Copy out all of the material, matching it word for word.
****************
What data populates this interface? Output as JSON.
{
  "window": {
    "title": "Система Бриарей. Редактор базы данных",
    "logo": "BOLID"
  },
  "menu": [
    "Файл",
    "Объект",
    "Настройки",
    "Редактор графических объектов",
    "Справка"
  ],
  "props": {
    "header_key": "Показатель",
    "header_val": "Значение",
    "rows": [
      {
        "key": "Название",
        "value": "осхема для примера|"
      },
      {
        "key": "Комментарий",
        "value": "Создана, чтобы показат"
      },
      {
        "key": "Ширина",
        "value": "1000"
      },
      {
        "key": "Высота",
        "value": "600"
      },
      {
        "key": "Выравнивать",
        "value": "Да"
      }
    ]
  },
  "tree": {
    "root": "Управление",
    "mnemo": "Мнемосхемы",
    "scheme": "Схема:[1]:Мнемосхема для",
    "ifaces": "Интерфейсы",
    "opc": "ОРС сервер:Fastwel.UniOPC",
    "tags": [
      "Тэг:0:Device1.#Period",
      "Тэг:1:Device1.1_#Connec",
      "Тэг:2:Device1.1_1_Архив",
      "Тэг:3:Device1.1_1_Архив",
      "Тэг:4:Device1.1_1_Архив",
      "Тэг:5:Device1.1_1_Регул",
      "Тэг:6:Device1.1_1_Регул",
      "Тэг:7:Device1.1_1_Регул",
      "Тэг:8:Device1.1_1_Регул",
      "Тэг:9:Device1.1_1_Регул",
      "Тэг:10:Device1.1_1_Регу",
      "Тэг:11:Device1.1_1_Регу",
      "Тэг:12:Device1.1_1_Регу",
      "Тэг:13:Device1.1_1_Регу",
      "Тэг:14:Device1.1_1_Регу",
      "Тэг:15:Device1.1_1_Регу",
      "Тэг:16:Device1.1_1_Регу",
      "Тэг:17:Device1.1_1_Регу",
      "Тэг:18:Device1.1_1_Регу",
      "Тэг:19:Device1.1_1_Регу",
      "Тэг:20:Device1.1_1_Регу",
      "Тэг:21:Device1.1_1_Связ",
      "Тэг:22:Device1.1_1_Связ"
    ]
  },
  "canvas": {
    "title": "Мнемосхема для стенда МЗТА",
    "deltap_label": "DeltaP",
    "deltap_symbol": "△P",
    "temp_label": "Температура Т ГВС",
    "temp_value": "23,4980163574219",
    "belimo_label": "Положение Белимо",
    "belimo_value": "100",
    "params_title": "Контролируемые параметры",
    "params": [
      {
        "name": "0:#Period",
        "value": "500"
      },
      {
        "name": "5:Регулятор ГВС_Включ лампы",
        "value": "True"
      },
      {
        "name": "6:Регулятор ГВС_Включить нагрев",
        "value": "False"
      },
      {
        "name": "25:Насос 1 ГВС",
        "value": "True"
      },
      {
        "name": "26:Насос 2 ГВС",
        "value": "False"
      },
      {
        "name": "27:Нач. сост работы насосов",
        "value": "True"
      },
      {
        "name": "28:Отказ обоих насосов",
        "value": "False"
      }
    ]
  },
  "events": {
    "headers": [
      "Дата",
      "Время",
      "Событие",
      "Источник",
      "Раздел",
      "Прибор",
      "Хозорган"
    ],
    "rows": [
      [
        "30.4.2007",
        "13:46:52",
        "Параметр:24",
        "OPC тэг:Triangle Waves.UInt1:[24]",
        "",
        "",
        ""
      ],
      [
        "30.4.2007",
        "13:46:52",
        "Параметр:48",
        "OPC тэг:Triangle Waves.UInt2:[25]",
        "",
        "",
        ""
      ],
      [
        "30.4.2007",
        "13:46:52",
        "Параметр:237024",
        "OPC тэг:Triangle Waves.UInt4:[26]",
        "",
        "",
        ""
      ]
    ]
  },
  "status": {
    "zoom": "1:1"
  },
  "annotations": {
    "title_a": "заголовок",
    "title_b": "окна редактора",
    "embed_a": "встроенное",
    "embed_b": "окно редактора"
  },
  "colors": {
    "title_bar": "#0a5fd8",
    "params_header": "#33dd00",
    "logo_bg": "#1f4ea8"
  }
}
****************
> [RESULT OF THE EXERCISE]
What data populates this interface? Output as JSON.
{
  "window": {
    "title": "Система Бриарей. Редактор базы данных",
    "logo": "BOLID"
  },
  "menu": [
    "Файл",
    "Объект",
    "Настройки",
    "Редактор графических объектов",
    "Справка"
  ],
  "props": {
    "header_key": "Показатель",
    "header_val": "Значение",
    "rows": [
      {
        "key": "Название",
        "value": "осхема для примера|"
      },
      {
        "key": "Комментарий",
        "value": "Создана, чтобы показат"
      },
      {
        "key": "Ширина",
        "value": "1000"
      },
      {
        "key": "Высота",
        "value": "600"
      },
      {
        "key": "Выравнивать",
        "value": "Да"
      }
    ]
  },
  "tree": {
    "root": "Управление",
    "mnemo": "Мнемосхемы",
    "scheme": "Схема:[1]:Мнемосхема для",
    "ifaces": "Интерфейсы",
    "opc": "ОРС сервер:Fastwel.UniOPC",
    "tags": [
      "Тэг:0:Device1.#Period",
      "Тэг:1:Device1.1_#Connec",
      "Тэг:2:Device1.1_1_Архив",
      "Тэг:3:Device1.1_1_Архив",
      "Тэг:4:Device1.1_1_Архив",
      "Тэг:5:Device1.1_1_Регул",
      "Тэг:6:Device1.1_1_Регул",
      "Тэг:7:Device1.1_1_Регул",
      "Тэг:8:Device1.1_1_Регул",
      "Тэг:9:Device1.1_1_Регул",
      "Тэг:10:Device1.1_1_Регу",
      "Тэг:11:Device1.1_1_Регу",
      "Тэг:12:Device1.1_1_Регу",
      "Тэг:13:Device1.1_1_Регу",
      "Тэг:14:Device1.1_1_Регу",
      "Тэг:15:Device1.1_1_Регу",
      "Тэг:16:Device1.1_1_Регу",
      "Тэг:17:Device1.1_1_Регу",
      "Тэг:18:Device1.1_1_Регу",
      "Тэг:19:Device1.1_1_Регу",
      "Тэг:20:Device1.1_1_Регу",
      "Тэг:21:Device1.1_1_Связ",
      "Тэг:22:Device1.1_1_Связ"
    ]
  },
  "canvas": {
    "title": "Мнемосхема для стенда МЗТА",
    "deltap_label": "DeltaP",
    "deltap_symbol": "△P",
    "temp_label": "Температура Т ГВС",
    "temp_value": "23,4980163574219",
    "belimo_label": "Положение Белимо",
    "belimo_value": "100",
    "params_title": "Контролируемые параметры",
    "params": [
      {
        "name": "0:#Period",
        "value": "500"
      },
      {
        "name": "5:Регулятор ГВС_Включ лампы",
        "value": "True"
      },
      {
        "name": "6:Регулятор ГВС_Включить нагрев",
        "value": "False"
      },
      {
        "name": "25:Насос 1 ГВС",
        "value": "True"
      },
      {
        "name": "26:Насос 2 ГВС",
        "value": "False"
      },
      {
        "name": "27:Нач. сост работы насосов",
        "value": "True"
      },
      {
        "name": "28:Отказ обоих насосов",
        "value": "False"
      }
    ]
  },
  "events": {
    "headers": [
      "Дата",
      "Время",
      "Событие",
      "Источник",
      "Раздел",
      "Прибор",
      "Хозорган"
    ],
    "rows": [
      [
        "30.4.2007",
        "13:46:52",
        "Параметр:24",
        "OPC тэг:Triangle Waves.UInt1:[24]",
        "",
        "",
        ""
      ],
      [
        "30.4.2007",
        "13:46:52",
        "Параметр:48",
        "OPC тэг:Triangle Waves.UInt2:[25]",
        "",
        "",
        ""
      ],
      [
        "30.4.2007",
        "13:46:52",
        "Параметр:237024",
        "OPC тэг:Triangle Waves.UInt4:[26]",
        "",
        "",
        ""
      ]
    ]
  },
  "status": {
    "zoom": "1:1"
  },
  "annotations": {
    "title_a": "заголовок",
    "title_b": "окна редактора",
    "embed_a": "встроенное",
    "embed_b": "окно редактора"
  },
  "colors": {
    "title_bar": "#0a5fd8",
    "params_header": "#33dd00",
    "logo_bg": "#1f4ea8"
  }
}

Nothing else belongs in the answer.